All lines featuring the string "arrow" are to be listed.

━━━ WORKING DATA ━━━

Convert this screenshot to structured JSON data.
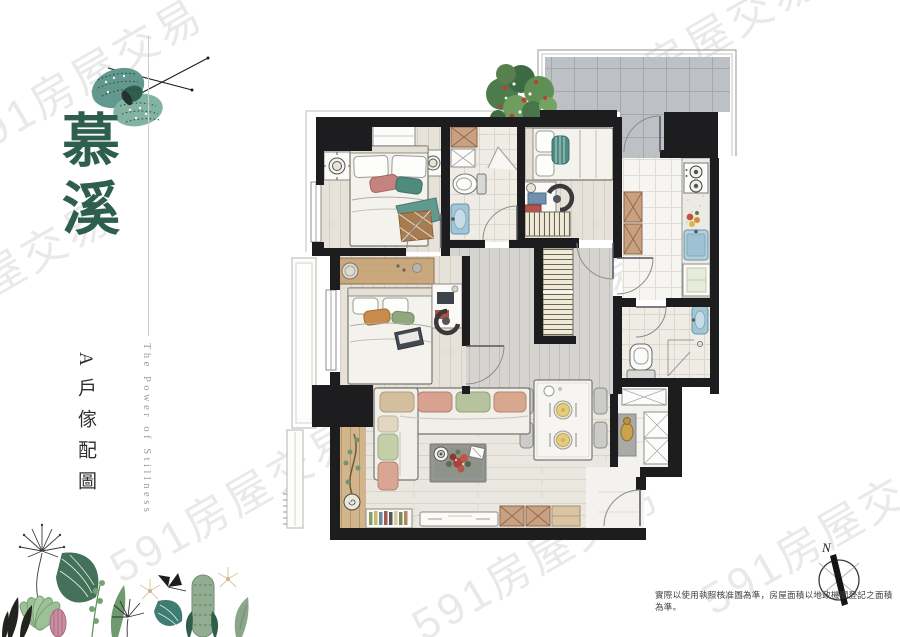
{
  "brand": {
    "title": "慕溪",
    "unit_label": "A戶傢配圖",
    "tagline": "The Power of Stillness",
    "accent_color": "#2e5e4d"
  },
  "watermark": {
    "text": "591房屋交易",
    "color": "#dcdcdc"
  },
  "compass": {
    "north_label": "N"
  },
  "footer": {
    "disclaimer": "實際以使用執照核准圖為準，房屋面積以地政機關登記之面積為準。"
  },
  "colors": {
    "wall": "#1d1d1f",
    "terrace_tile": "#bdc0c4",
    "wood_floor": "#e7e2d9",
    "hall_floor": "#d6d4d0",
    "fixture_blue": "#a3c6d6",
    "wood_furniture": "#c9a87d"
  }
}
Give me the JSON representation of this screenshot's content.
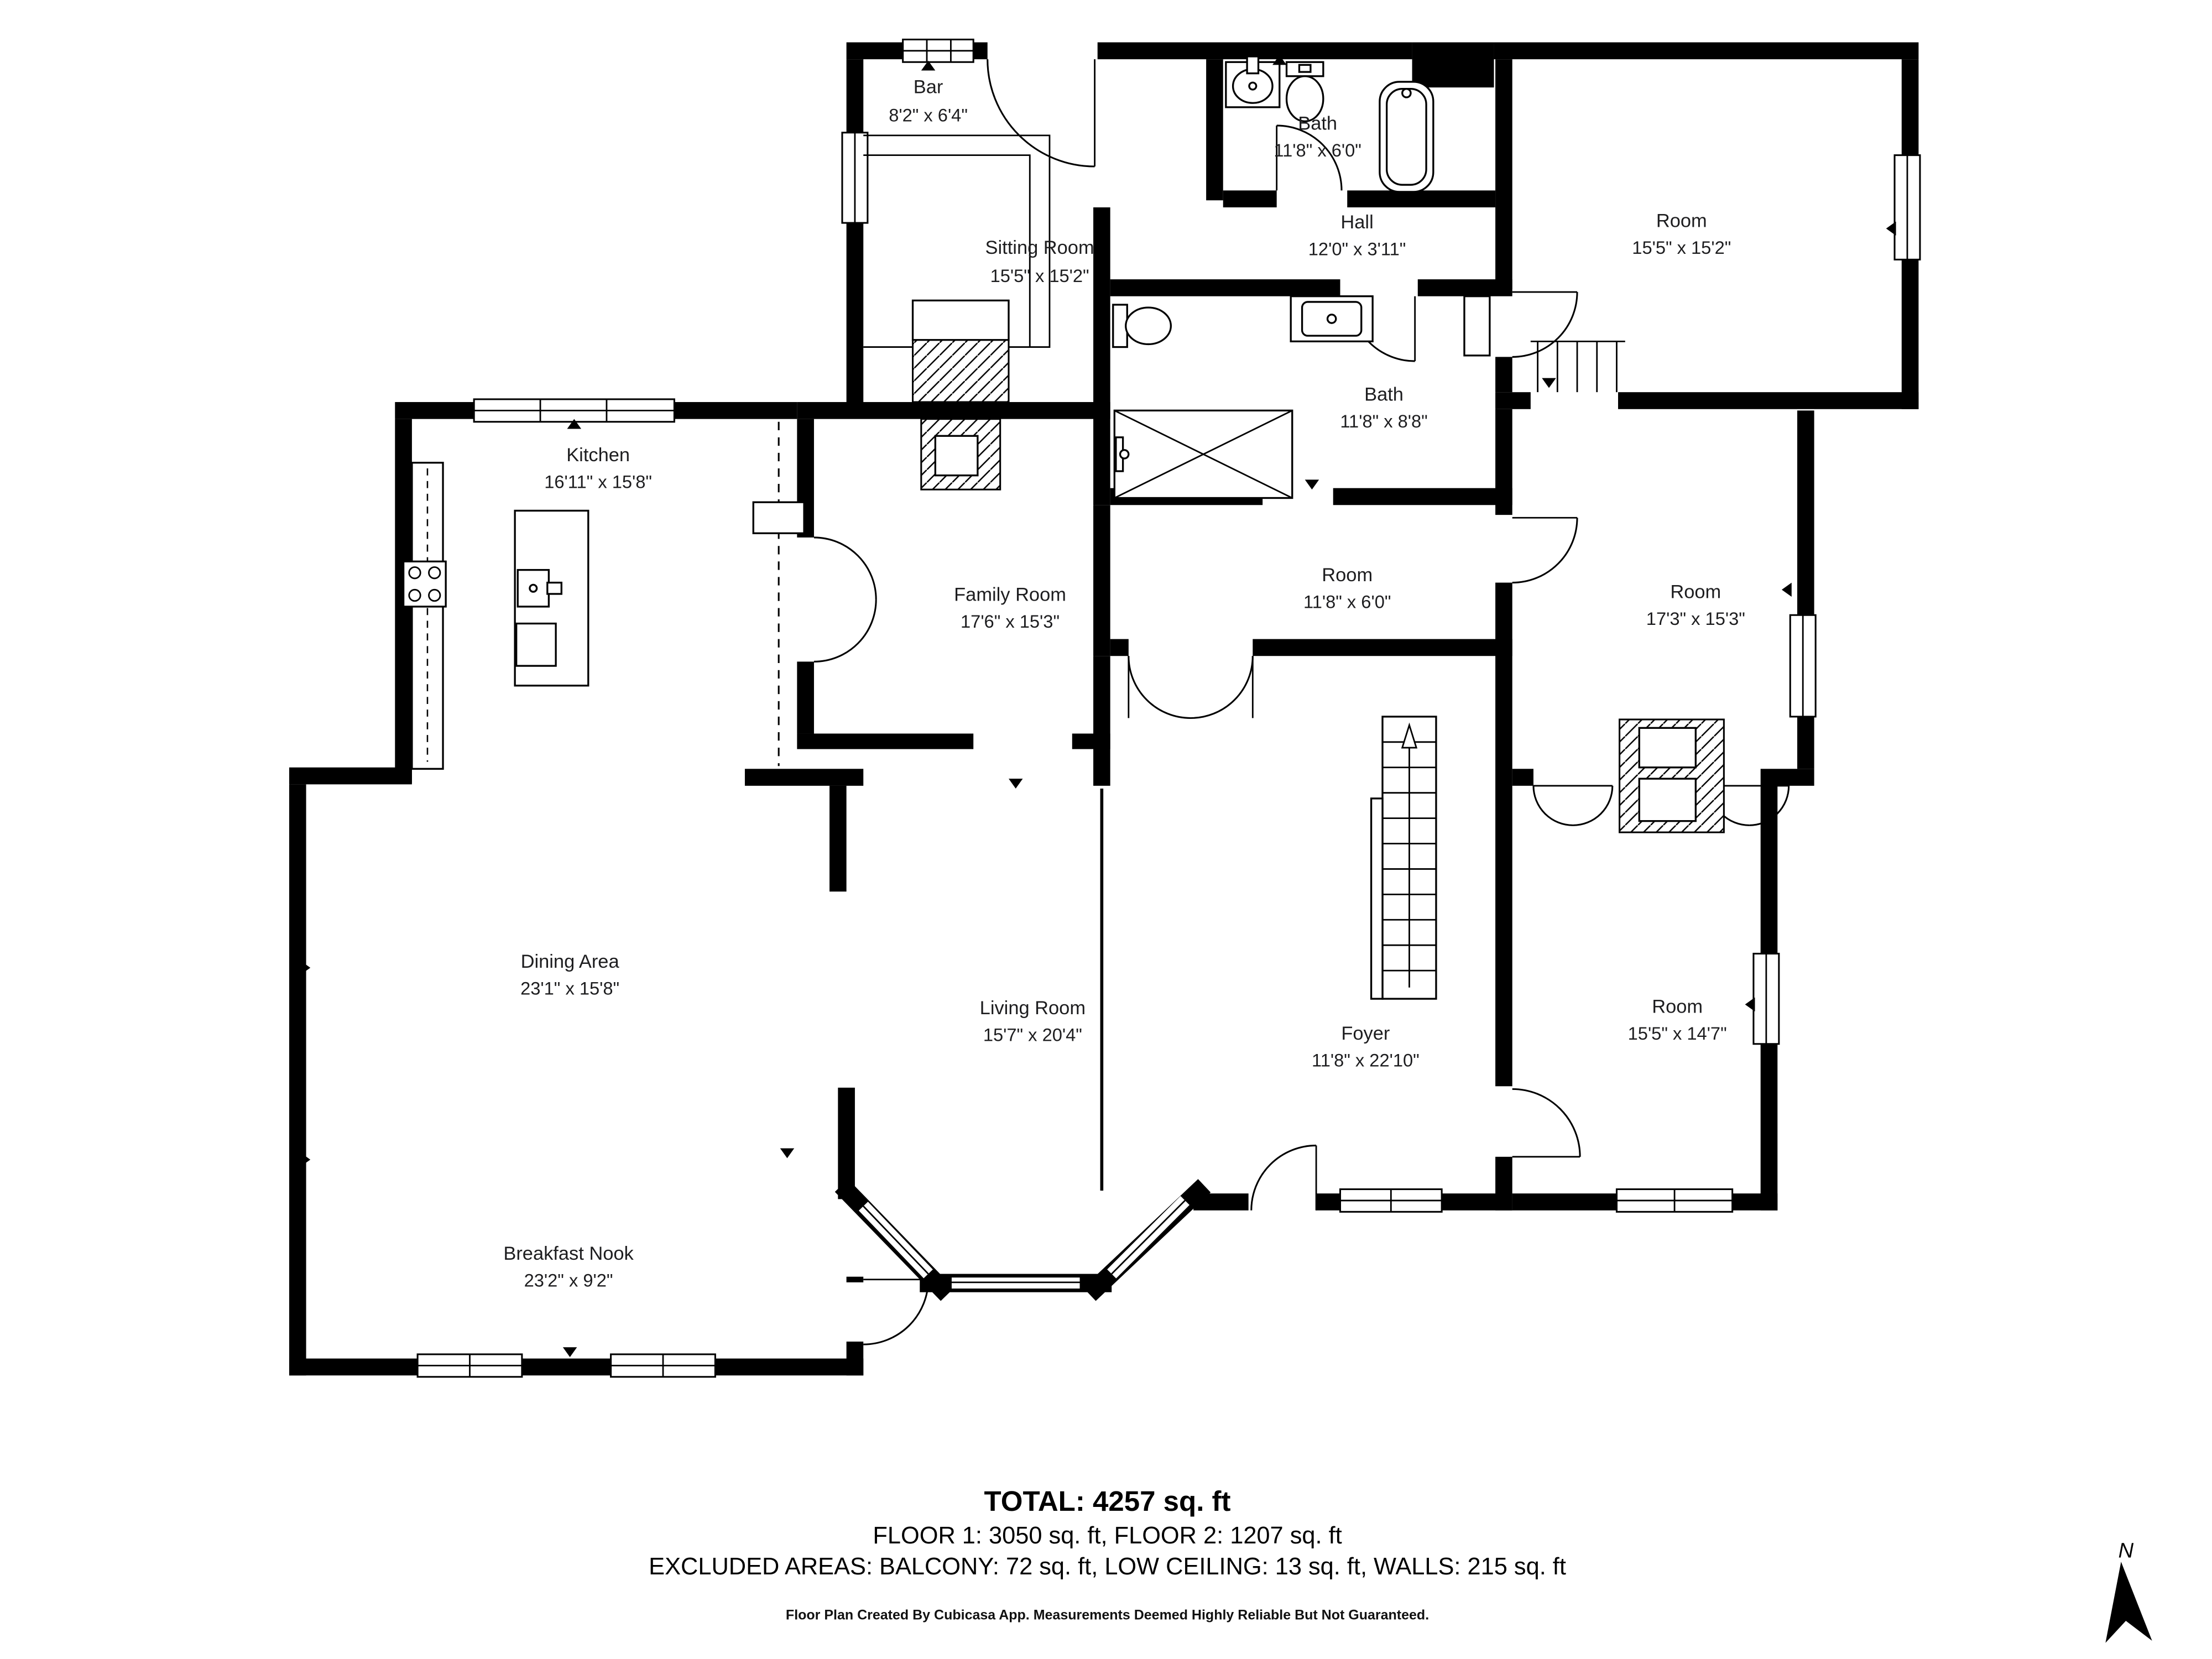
{
  "page": {
    "background": "#ffffff",
    "ink": "#000000"
  },
  "rooms": [
    {
      "id": "bar",
      "name": "Bar",
      "dims": "8'2\" x 6'4\""
    },
    {
      "id": "bath-upper",
      "name": "Bath",
      "dims": "11'8\" x 6'0\""
    },
    {
      "id": "sitting-room",
      "name": "Sitting Room",
      "dims": "15'5\" x 15'2\""
    },
    {
      "id": "hall",
      "name": "Hall",
      "dims": "12'0\" x 3'11\""
    },
    {
      "id": "room-top-right",
      "name": "Room",
      "dims": "15'5\" x 15'2\""
    },
    {
      "id": "bath-middle",
      "name": "Bath",
      "dims": "11'8\" x 8'8\""
    },
    {
      "id": "kitchen",
      "name": "Kitchen",
      "dims": "16'11\" x 15'8\""
    },
    {
      "id": "family-room",
      "name": "Family Room",
      "dims": "17'6\" x 15'3\""
    },
    {
      "id": "room-small",
      "name": "Room",
      "dims": "11'8\" x 6'0\""
    },
    {
      "id": "room-mid-right",
      "name": "Room",
      "dims": "17'3\" x 15'3\""
    },
    {
      "id": "dining-area",
      "name": "Dining Area",
      "dims": "23'1\" x 15'8\""
    },
    {
      "id": "living-room",
      "name": "Living Room",
      "dims": "15'7\" x 20'4\""
    },
    {
      "id": "foyer",
      "name": "Foyer",
      "dims": "11'8\" x 22'10\""
    },
    {
      "id": "room-bottom-right",
      "name": "Room",
      "dims": "15'5\" x 14'7\""
    },
    {
      "id": "breakfast-nook",
      "name": "Breakfast Nook",
      "dims": "23'2\" x 9'2\""
    }
  ],
  "summary": {
    "total": "TOTAL: 4257 sq. ft",
    "floors": "FLOOR 1: 3050 sq. ft, FLOOR 2: 1207 sq. ft",
    "excluded": "EXCLUDED AREAS: BALCONY: 72 sq. ft, LOW CEILING: 13 sq. ft, WALLS: 215 sq. ft"
  },
  "footer": "Floor Plan Created By Cubicasa App. Measurements Deemed Highly Reliable But Not Guaranteed.",
  "compass": {
    "label": "N"
  },
  "icons": {
    "compass-north-icon": "tilted navigation arrow",
    "stairs-icon": "treads with up arrow",
    "bathtub-icon": "rounded rectangle tub",
    "toilet-icon": "tank and bowl",
    "sink-icon": "oval basin in vanity",
    "shower-icon": "crossed box",
    "stove-icon": "four burner cooktop",
    "kitchen-island-icon": "island with sink",
    "fireplace-icon": "hatched masonry box",
    "window-icon": "double-line opening",
    "door-icon": "quarter-circle swing"
  }
}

━━━

[FINAL RESULT]
    "compass-north-icon": "tilted navigation arrow",
    "stairs-icon": "treads with up arrow",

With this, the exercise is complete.